Saved entries:
——
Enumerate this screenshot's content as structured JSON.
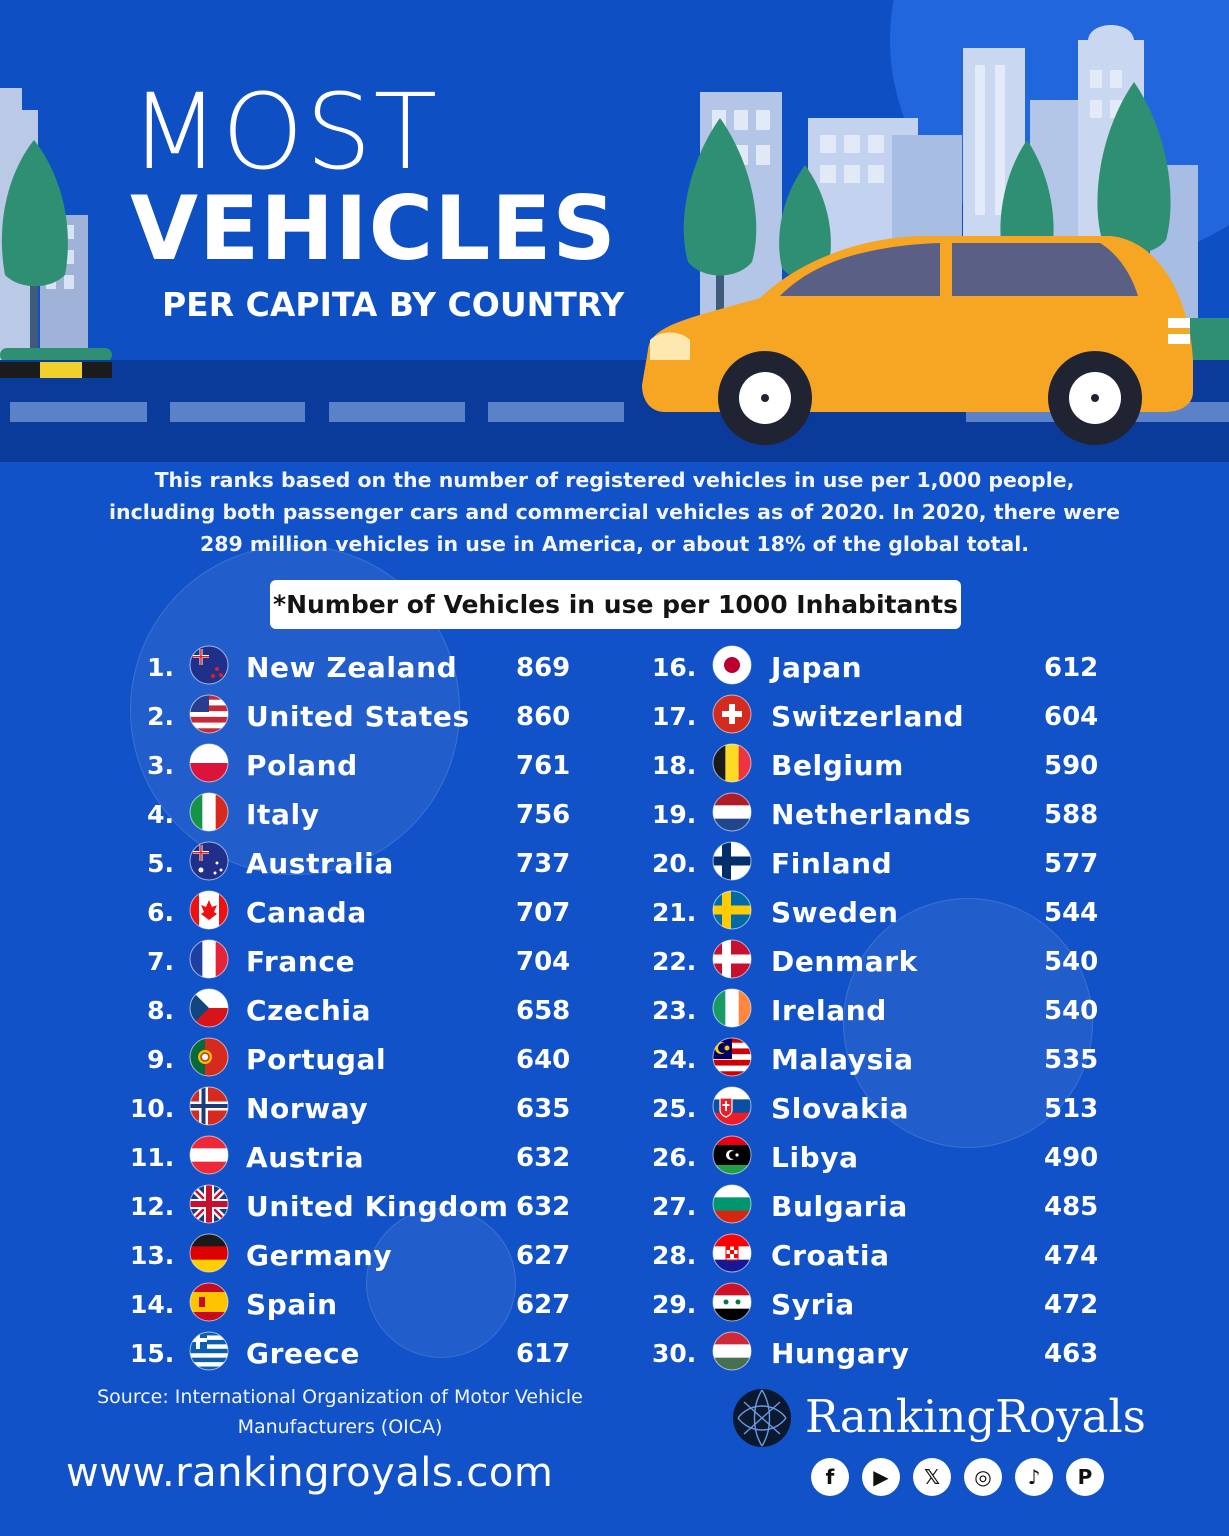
{
  "header": {
    "title_line1": "MOST",
    "title_line2": "VEHICLES",
    "title_line3": "PER CAPITA BY COUNTRY"
  },
  "intro": "This ranks based on the number of registered vehicles in use per 1,000 people, including both passenger cars and commercial vehicles as of 2020. In 2020, there were 289 million vehicles in use in America, or about 18% of the global total.",
  "unit_label": "*Number of Vehicles in use per 1000 Inhabitants",
  "ranking": [
    {
      "rank": "1.",
      "country": "New Zealand",
      "value": "869",
      "flag": "new-zealand-flag"
    },
    {
      "rank": "2.",
      "country": "United States",
      "value": "860",
      "flag": "united-states-flag"
    },
    {
      "rank": "3.",
      "country": "Poland",
      "value": "761",
      "flag": "poland-flag"
    },
    {
      "rank": "4.",
      "country": "Italy",
      "value": "756",
      "flag": "italy-flag"
    },
    {
      "rank": "5.",
      "country": "Australia",
      "value": "737",
      "flag": "australia-flag"
    },
    {
      "rank": "6.",
      "country": "Canada",
      "value": "707",
      "flag": "canada-flag"
    },
    {
      "rank": "7.",
      "country": "France",
      "value": "704",
      "flag": "france-flag"
    },
    {
      "rank": "8.",
      "country": "Czechia",
      "value": "658",
      "flag": "czechia-flag"
    },
    {
      "rank": "9.",
      "country": "Portugal",
      "value": "640",
      "flag": "portugal-flag"
    },
    {
      "rank": "10.",
      "country": "Norway",
      "value": "635",
      "flag": "norway-flag"
    },
    {
      "rank": "11.",
      "country": "Austria",
      "value": "632",
      "flag": "austria-flag"
    },
    {
      "rank": "12.",
      "country": "United Kingdom",
      "value": "632",
      "flag": "united-kingdom-flag"
    },
    {
      "rank": "13.",
      "country": "Germany",
      "value": "627",
      "flag": "germany-flag"
    },
    {
      "rank": "14.",
      "country": "Spain",
      "value": "627",
      "flag": "spain-flag"
    },
    {
      "rank": "15.",
      "country": "Greece",
      "value": "617",
      "flag": "greece-flag"
    },
    {
      "rank": "16.",
      "country": "Japan",
      "value": "612",
      "flag": "japan-flag"
    },
    {
      "rank": "17.",
      "country": "Switzerland",
      "value": "604",
      "flag": "switzerland-flag"
    },
    {
      "rank": "18.",
      "country": "Belgium",
      "value": "590",
      "flag": "belgium-flag"
    },
    {
      "rank": "19.",
      "country": "Netherlands",
      "value": "588",
      "flag": "netherlands-flag"
    },
    {
      "rank": "20.",
      "country": "Finland",
      "value": "577",
      "flag": "finland-flag"
    },
    {
      "rank": "21.",
      "country": "Sweden",
      "value": "544",
      "flag": "sweden-flag"
    },
    {
      "rank": "22.",
      "country": "Denmark",
      "value": "540",
      "flag": "denmark-flag"
    },
    {
      "rank": "23.",
      "country": "Ireland",
      "value": "540",
      "flag": "ireland-flag"
    },
    {
      "rank": "24.",
      "country": "Malaysia",
      "value": "535",
      "flag": "malaysia-flag"
    },
    {
      "rank": "25.",
      "country": "Slovakia",
      "value": "513",
      "flag": "slovakia-flag"
    },
    {
      "rank": "26.",
      "country": "Libya",
      "value": "490",
      "flag": "libya-flag"
    },
    {
      "rank": "27.",
      "country": "Bulgaria",
      "value": "485",
      "flag": "bulgaria-flag"
    },
    {
      "rank": "28.",
      "country": "Croatia",
      "value": "474",
      "flag": "croatia-flag"
    },
    {
      "rank": "29.",
      "country": "Syria",
      "value": "472",
      "flag": "syria-flag"
    },
    {
      "rank": "30.",
      "country": "Hungary",
      "value": "463",
      "flag": "hungary-flag"
    }
  ],
  "footer": {
    "source": "Source: International Organization of Motor Vehicle Manufacturers (OICA)",
    "website": "www.rankingroyals.com",
    "brand": "RankingRoyals",
    "social_icons": [
      "facebook-icon",
      "youtube-icon",
      "x-icon",
      "instagram-icon",
      "tiktok-icon",
      "pinterest-icon"
    ]
  },
  "colors": {
    "background": "#1152c8",
    "car": "#f6a623",
    "road": "#0a3a9a",
    "tree": "#2f8f73"
  }
}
——
• **EXERCISE BRIEF**
Restate the records word for word, omitting images.

• **CORRECT ANSWER**
Enumerate this screenshot's content as structured JSON.
{
  "header": {
    "title_line1": "MOST",
    "title_line2": "VEHICLES",
    "title_line3": "PER CAPITA BY COUNTRY"
  },
  "intro": "This ranks based on the number of registered vehicles in use per 1,000 people, including both passenger cars and commercial vehicles as of 2020. In 2020, there were 289 million vehicles in use in America, or about 18% of the global total.",
  "unit_label": "*Number of Vehicles in use per 1000 Inhabitants",
  "ranking": [
    {
      "rank": "1.",
      "country": "New Zealand",
      "value": "869",
      "flag": "new-zealand-flag"
    },
    {
      "rank": "2.",
      "country": "United States",
      "value": "860",
      "flag": "united-states-flag"
    },
    {
      "rank": "3.",
      "country": "Poland",
      "value": "761",
      "flag": "poland-flag"
    },
    {
      "rank": "4.",
      "country": "Italy",
      "value": "756",
      "flag": "italy-flag"
    },
    {
      "rank": "5.",
      "country": "Australia",
      "value": "737",
      "flag": "australia-flag"
    },
    {
      "rank": "6.",
      "country": "Canada",
      "value": "707",
      "flag": "canada-flag"
    },
    {
      "rank": "7.",
      "country": "France",
      "value": "704",
      "flag": "france-flag"
    },
    {
      "rank": "8.",
      "country": "Czechia",
      "value": "658",
      "flag": "czechia-flag"
    },
    {
      "rank": "9.",
      "country": "Portugal",
      "value": "640",
      "flag": "portugal-flag"
    },
    {
      "rank": "10.",
      "country": "Norway",
      "value": "635",
      "flag": "norway-flag"
    },
    {
      "rank": "11.",
      "country": "Austria",
      "value": "632",
      "flag": "austria-flag"
    },
    {
      "rank": "12.",
      "country": "United Kingdom",
      "value": "632",
      "flag": "united-kingdom-flag"
    },
    {
      "rank": "13.",
      "country": "Germany",
      "value": "627",
      "flag": "germany-flag"
    },
    {
      "rank": "14.",
      "country": "Spain",
      "value": "627",
      "flag": "spain-flag"
    },
    {
      "rank": "15.",
      "country": "Greece",
      "value": "617",
      "flag": "greece-flag"
    },
    {
      "rank": "16.",
      "country": "Japan",
      "value": "612",
      "flag": "japan-flag"
    },
    {
      "rank": "17.",
      "country": "Switzerland",
      "value": "604",
      "flag": "switzerland-flag"
    },
    {
      "rank": "18.",
      "country": "Belgium",
      "value": "590",
      "flag": "belgium-flag"
    },
    {
      "rank": "19.",
      "country": "Netherlands",
      "value": "588",
      "flag": "netherlands-flag"
    },
    {
      "rank": "20.",
      "country": "Finland",
      "value": "577",
      "flag": "finland-flag"
    },
    {
      "rank": "21.",
      "country": "Sweden",
      "value": "544",
      "flag": "sweden-flag"
    },
    {
      "rank": "22.",
      "country": "Denmark",
      "value": "540",
      "flag": "denmark-flag"
    },
    {
      "rank": "23.",
      "country": "Ireland",
      "value": "540",
      "flag": "ireland-flag"
    },
    {
      "rank": "24.",
      "country": "Malaysia",
      "value": "535",
      "flag": "malaysia-flag"
    },
    {
      "rank": "25.",
      "country": "Slovakia",
      "value": "513",
      "flag": "slovakia-flag"
    },
    {
      "rank": "26.",
      "country": "Libya",
      "value": "490",
      "flag": "libya-flag"
    },
    {
      "rank": "27.",
      "country": "Bulgaria",
      "value": "485",
      "flag": "bulgaria-flag"
    },
    {
      "rank": "28.",
      "country": "Croatia",
      "value": "474",
      "flag": "croatia-flag"
    },
    {
      "rank": "29.",
      "country": "Syria",
      "value": "472",
      "flag": "syria-flag"
    },
    {
      "rank": "30.",
      "country": "Hungary",
      "value": "463",
      "flag": "hungary-flag"
    }
  ],
  "footer": {
    "source": "Source: International Organization of Motor Vehicle Manufacturers (OICA)",
    "website": "www.rankingroyals.com",
    "brand": "RankingRoyals",
    "social_icons": [
      "facebook-icon",
      "youtube-icon",
      "x-icon",
      "instagram-icon",
      "tiktok-icon",
      "pinterest-icon"
    ]
  },
  "colors": {
    "background": "#1152c8",
    "car": "#f6a623",
    "road": "#0a3a9a",
    "tree": "#2f8f73"
  }
}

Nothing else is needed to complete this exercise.